(Your instructions) Write out the material exactly. Do not include the pictures.

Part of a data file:

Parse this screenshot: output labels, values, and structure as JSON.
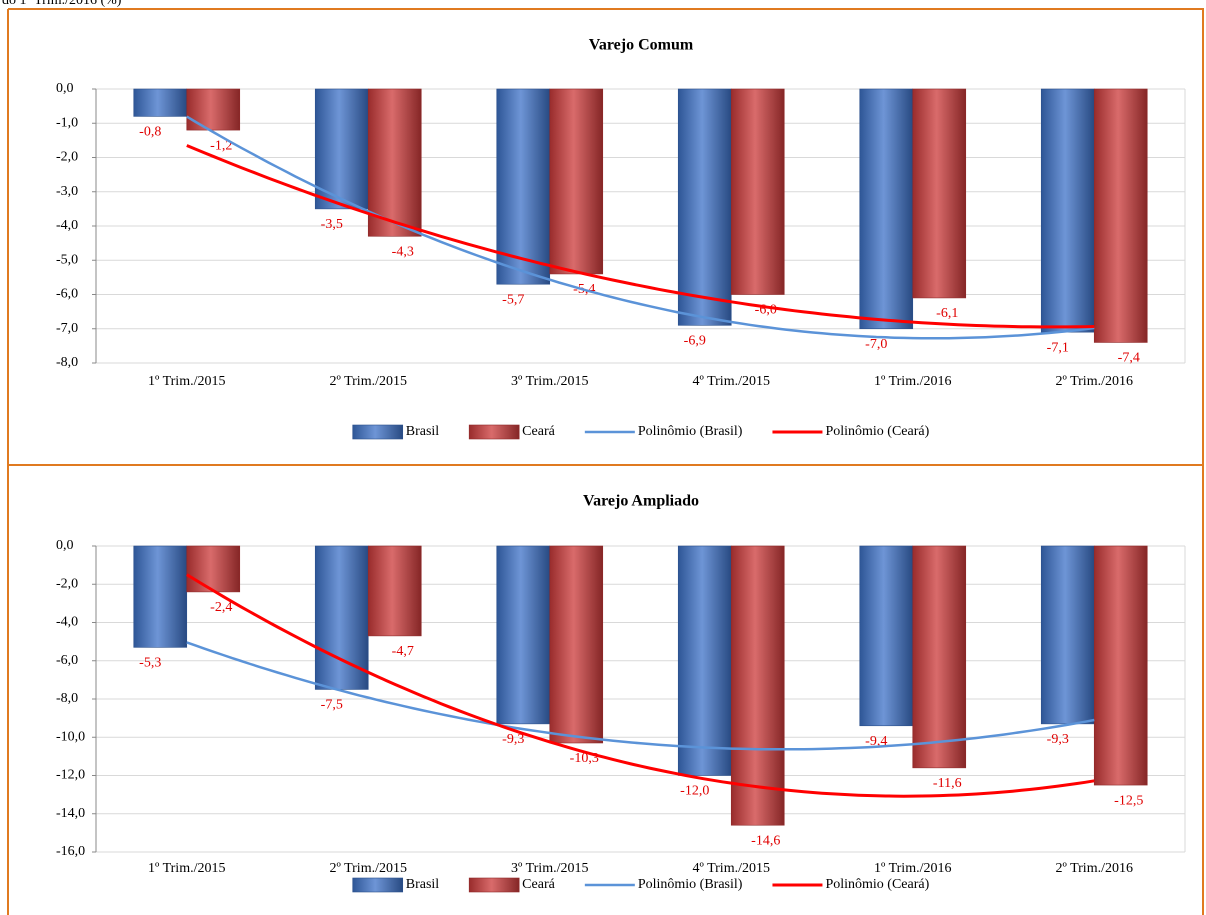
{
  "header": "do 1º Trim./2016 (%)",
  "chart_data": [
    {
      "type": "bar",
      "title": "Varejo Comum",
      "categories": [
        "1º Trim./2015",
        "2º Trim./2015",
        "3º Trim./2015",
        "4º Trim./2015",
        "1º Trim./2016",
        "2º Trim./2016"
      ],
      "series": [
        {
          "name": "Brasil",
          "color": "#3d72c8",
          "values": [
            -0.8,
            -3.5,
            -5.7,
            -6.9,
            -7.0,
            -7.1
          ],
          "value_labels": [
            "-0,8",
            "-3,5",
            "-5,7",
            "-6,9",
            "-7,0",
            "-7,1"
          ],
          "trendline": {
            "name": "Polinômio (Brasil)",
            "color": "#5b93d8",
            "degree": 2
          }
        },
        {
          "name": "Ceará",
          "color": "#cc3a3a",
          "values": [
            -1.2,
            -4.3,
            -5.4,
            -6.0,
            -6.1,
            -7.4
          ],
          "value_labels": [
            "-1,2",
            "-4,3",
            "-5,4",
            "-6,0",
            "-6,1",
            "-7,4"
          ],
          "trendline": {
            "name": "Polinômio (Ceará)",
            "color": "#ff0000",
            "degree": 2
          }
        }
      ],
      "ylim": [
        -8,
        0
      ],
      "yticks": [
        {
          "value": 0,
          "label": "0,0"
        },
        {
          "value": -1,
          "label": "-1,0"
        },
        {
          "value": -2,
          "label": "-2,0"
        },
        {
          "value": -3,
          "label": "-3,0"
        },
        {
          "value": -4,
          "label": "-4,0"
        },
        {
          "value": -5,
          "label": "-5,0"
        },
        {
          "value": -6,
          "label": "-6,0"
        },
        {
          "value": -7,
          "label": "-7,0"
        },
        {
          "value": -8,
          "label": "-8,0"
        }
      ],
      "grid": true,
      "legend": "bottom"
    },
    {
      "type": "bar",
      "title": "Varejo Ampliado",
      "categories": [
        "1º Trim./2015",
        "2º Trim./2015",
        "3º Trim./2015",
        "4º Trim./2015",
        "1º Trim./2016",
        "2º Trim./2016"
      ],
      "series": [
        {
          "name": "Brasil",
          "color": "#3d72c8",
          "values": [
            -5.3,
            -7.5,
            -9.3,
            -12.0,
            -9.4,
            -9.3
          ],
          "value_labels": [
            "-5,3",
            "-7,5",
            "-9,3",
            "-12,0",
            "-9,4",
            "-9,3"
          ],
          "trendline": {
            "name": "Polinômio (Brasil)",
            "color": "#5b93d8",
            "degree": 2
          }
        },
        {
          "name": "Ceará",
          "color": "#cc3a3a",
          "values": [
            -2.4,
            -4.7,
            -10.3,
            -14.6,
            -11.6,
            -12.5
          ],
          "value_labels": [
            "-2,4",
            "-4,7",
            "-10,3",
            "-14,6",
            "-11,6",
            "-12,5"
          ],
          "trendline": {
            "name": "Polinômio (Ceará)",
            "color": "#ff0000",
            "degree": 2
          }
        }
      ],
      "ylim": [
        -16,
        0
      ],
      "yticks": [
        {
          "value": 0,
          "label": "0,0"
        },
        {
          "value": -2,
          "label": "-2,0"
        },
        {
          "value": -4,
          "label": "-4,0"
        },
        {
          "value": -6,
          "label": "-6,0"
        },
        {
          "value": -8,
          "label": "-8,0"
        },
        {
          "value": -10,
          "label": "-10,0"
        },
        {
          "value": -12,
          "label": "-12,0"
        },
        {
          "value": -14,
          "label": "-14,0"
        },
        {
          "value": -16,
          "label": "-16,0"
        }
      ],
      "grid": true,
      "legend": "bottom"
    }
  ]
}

(Response to this exercise)
Parse this screenshot: output labels, values, and structure as JSON.
{
  "header": "do 1º Trim./2016 (%)",
  "chart_data": [
    {
      "type": "bar",
      "title": "Varejo Comum",
      "categories": [
        "1º Trim./2015",
        "2º Trim./2015",
        "3º Trim./2015",
        "4º Trim./2015",
        "1º Trim./2016",
        "2º Trim./2016"
      ],
      "series": [
        {
          "name": "Brasil",
          "color": "#3d72c8",
          "values": [
            -0.8,
            -3.5,
            -5.7,
            -6.9,
            -7.0,
            -7.1
          ],
          "value_labels": [
            "-0,8",
            "-3,5",
            "-5,7",
            "-6,9",
            "-7,0",
            "-7,1"
          ],
          "trendline": {
            "name": "Polinômio (Brasil)",
            "color": "#5b93d8",
            "degree": 2
          }
        },
        {
          "name": "Ceará",
          "color": "#cc3a3a",
          "values": [
            -1.2,
            -4.3,
            -5.4,
            -6.0,
            -6.1,
            -7.4
          ],
          "value_labels": [
            "-1,2",
            "-4,3",
            "-5,4",
            "-6,0",
            "-6,1",
            "-7,4"
          ],
          "trendline": {
            "name": "Polinômio (Ceará)",
            "color": "#ff0000",
            "degree": 2
          }
        }
      ],
      "ylim": [
        -8,
        0
      ],
      "yticks": [
        {
          "value": 0,
          "label": "0,0"
        },
        {
          "value": -1,
          "label": "-1,0"
        },
        {
          "value": -2,
          "label": "-2,0"
        },
        {
          "value": -3,
          "label": "-3,0"
        },
        {
          "value": -4,
          "label": "-4,0"
        },
        {
          "value": -5,
          "label": "-5,0"
        },
        {
          "value": -6,
          "label": "-6,0"
        },
        {
          "value": -7,
          "label": "-7,0"
        },
        {
          "value": -8,
          "label": "-8,0"
        }
      ],
      "grid": true,
      "legend": "bottom"
    },
    {
      "type": "bar",
      "title": "Varejo Ampliado",
      "categories": [
        "1º Trim./2015",
        "2º Trim./2015",
        "3º Trim./2015",
        "4º Trim./2015",
        "1º Trim./2016",
        "2º Trim./2016"
      ],
      "series": [
        {
          "name": "Brasil",
          "color": "#3d72c8",
          "values": [
            -5.3,
            -7.5,
            -9.3,
            -12.0,
            -9.4,
            -9.3
          ],
          "value_labels": [
            "-5,3",
            "-7,5",
            "-9,3",
            "-12,0",
            "-9,4",
            "-9,3"
          ],
          "trendline": {
            "name": "Polinômio (Brasil)",
            "color": "#5b93d8",
            "degree": 2
          }
        },
        {
          "name": "Ceará",
          "color": "#cc3a3a",
          "values": [
            -2.4,
            -4.7,
            -10.3,
            -14.6,
            -11.6,
            -12.5
          ],
          "value_labels": [
            "-2,4",
            "-4,7",
            "-10,3",
            "-14,6",
            "-11,6",
            "-12,5"
          ],
          "trendline": {
            "name": "Polinômio (Ceará)",
            "color": "#ff0000",
            "degree": 2
          }
        }
      ],
      "ylim": [
        -16,
        0
      ],
      "yticks": [
        {
          "value": 0,
          "label": "0,0"
        },
        {
          "value": -2,
          "label": "-2,0"
        },
        {
          "value": -4,
          "label": "-4,0"
        },
        {
          "value": -6,
          "label": "-6,0"
        },
        {
          "value": -8,
          "label": "-8,0"
        },
        {
          "value": -10,
          "label": "-10,0"
        },
        {
          "value": -12,
          "label": "-12,0"
        },
        {
          "value": -14,
          "label": "-14,0"
        },
        {
          "value": -16,
          "label": "-16,0"
        }
      ],
      "grid": true,
      "legend": "bottom"
    }
  ]
}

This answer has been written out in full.